_Письменное задание A_:
Ответьте по тексту о Канте и философии истории:
(i) К чему, по тексту, Кант перешел от телеологии природы?
(ii) В чем состоит цель «истории свободы»?
(iii) Что сохраняет культура как средство морального совершенствования человечества?
_Письменное задание B_:
Допишите текст о Канте и философии истории, начав сразу после его последнего предложения.

_Раздел документа_:
· · ·

Переходом от телеологии природы к «этикотелеологии» Кант на­метил несколько иной ракурс рассмотрения истории с иным пони­манием целей, содержания исторического процесса, места и роли в нем человека. В поздних своих работах он конкретизировал идеи фи­лософии истории, понятой как процесс морального совершенствова­ния человечества. Над прежним представлением об истории, разви­вающейся как бы по целям и по плану природы, надстраивается трак­товка истории «из свободы» (тогда как ранее речь шла об истории объективации свободы в явлениях). «Цель природы» понималась Как утверждение во всемирном масштабе граждански-правового состоя­ния, цель «истории свободы» состоит в создании этической общно­сти всех людей, царства безусловной моральной добродетели. Там при­рода в соответствии с ее целями ведет человечество помимо его на­мерений, здесь человечество формирует в истории само себя в сознательном стремлении к достижению этического идеала, никогда полностью не осуществимого, к которому можно лишь бесконечно приближаться. При таком ракурсе понимания истории культура в ка­честве средства морального совершенствования человечества сохра­няет свой инструментальный характер и свой онтологический статус феномена природы.

· · ·

_Показанные строки_:

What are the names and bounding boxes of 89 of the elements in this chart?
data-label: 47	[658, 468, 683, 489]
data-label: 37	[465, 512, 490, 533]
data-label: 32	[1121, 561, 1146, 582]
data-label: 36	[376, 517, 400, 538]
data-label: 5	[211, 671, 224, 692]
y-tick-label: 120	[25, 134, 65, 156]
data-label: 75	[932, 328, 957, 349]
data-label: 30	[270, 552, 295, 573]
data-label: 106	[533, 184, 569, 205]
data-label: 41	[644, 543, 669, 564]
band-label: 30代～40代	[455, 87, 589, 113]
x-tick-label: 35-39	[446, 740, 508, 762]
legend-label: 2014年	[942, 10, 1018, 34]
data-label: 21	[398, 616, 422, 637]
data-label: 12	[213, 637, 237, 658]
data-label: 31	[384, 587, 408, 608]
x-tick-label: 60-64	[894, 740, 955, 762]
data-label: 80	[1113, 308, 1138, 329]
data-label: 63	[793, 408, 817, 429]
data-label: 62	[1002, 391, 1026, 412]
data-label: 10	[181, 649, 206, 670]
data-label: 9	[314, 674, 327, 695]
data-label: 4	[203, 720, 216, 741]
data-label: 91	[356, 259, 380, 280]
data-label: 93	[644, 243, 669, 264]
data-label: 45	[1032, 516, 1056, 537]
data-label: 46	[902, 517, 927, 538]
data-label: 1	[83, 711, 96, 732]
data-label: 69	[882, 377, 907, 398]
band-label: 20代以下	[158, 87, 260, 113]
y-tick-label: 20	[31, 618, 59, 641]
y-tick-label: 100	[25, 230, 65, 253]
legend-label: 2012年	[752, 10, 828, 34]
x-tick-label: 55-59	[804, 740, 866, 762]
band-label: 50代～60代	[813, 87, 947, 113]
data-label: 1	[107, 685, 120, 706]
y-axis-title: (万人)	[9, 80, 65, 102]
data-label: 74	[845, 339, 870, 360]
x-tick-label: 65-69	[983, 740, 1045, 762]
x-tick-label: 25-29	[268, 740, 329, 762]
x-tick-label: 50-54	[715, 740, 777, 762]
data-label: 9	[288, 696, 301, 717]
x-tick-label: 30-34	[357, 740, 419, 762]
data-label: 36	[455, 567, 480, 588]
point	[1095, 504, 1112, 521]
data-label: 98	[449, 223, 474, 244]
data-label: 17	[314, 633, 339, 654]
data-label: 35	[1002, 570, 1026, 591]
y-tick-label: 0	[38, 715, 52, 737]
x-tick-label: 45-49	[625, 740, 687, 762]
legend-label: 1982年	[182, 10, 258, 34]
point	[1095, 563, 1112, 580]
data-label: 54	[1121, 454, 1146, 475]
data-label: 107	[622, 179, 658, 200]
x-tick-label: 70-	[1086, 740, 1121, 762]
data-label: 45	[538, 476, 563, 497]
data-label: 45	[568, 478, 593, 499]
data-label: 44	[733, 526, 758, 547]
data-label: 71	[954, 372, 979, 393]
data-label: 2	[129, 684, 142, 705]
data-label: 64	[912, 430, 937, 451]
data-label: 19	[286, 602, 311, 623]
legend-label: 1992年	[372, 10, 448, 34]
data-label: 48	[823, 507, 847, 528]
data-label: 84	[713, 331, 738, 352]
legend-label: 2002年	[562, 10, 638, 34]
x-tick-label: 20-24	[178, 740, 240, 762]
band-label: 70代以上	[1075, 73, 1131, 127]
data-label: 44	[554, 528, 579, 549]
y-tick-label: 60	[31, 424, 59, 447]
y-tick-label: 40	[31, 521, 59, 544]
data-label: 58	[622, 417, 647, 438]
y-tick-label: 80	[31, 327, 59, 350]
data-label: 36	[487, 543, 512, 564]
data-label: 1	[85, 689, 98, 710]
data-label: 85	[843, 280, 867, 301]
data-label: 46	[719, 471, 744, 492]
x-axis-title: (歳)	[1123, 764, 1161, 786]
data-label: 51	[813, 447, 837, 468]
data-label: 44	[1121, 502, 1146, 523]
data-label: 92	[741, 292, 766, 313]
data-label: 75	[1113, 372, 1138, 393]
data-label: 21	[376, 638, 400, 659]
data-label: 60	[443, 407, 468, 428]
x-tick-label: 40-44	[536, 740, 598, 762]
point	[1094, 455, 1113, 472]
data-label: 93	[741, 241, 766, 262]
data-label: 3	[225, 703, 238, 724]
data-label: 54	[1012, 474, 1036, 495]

· · ·

_Письменный ответ A_:
(i) К «этикотелеологии».
(ii) В создании этической общности всех людей, царства безусловной моральной добродетели.
(iii) Свой инструментальный характер и свой онтологический статус феномена природы.

_Письменный ответ B_:
Идеал этического сообщества людей стал отправной точкой раз­работки философии культуры Фридрихом Шиллером (1759—1805). Он исходил из кантовского противопоставления «природы» и «свободы», но не принял предложенного Кантом решения проблемы. Шиллер обратил внимание на то, что, стремясь к достижению идеального мо­рального состояния общества (сама возможность которого пробле­матична), мы рискуем пожертвовать действительно существующим «физическим человеком», пренебречь им ради его воображаемой мо­ральной сущности в перспективе. В отличие от Канта (это различие


[62]
наиболее существенно), он полагал, что есть реальный способ утвер­ждения свободы человека в действительной жизни. Путь этот нераз­рывно связан с красотой, с формированием эстетической реальности, так как красота, воплощенная в свободном оформлении материала как свобода формы в материи, — единственный объект, в котором свобода проявляется, обнаруживается и существует в явлениях, в чув­ственном мире. «Одна из важнейших задач культуры, — писал Шил­лер, — состоит в том, чтобы починить человека форме уже в чисто физической жизни и сделать его эстетическим»15. Понятно, что для этого сама культура должна стать преимущественно эстетической. Че­ловеческий род и индивиды, в представлении Шиллера, проходят три ступени: физическое состояние, когда они подчинены природе соб­ственной и внешней; эстетическое состояние и нравственное состоя­ние, в котором происходит освобождение от оков времени, прорыв из мира телесности и чувственности к идеальному.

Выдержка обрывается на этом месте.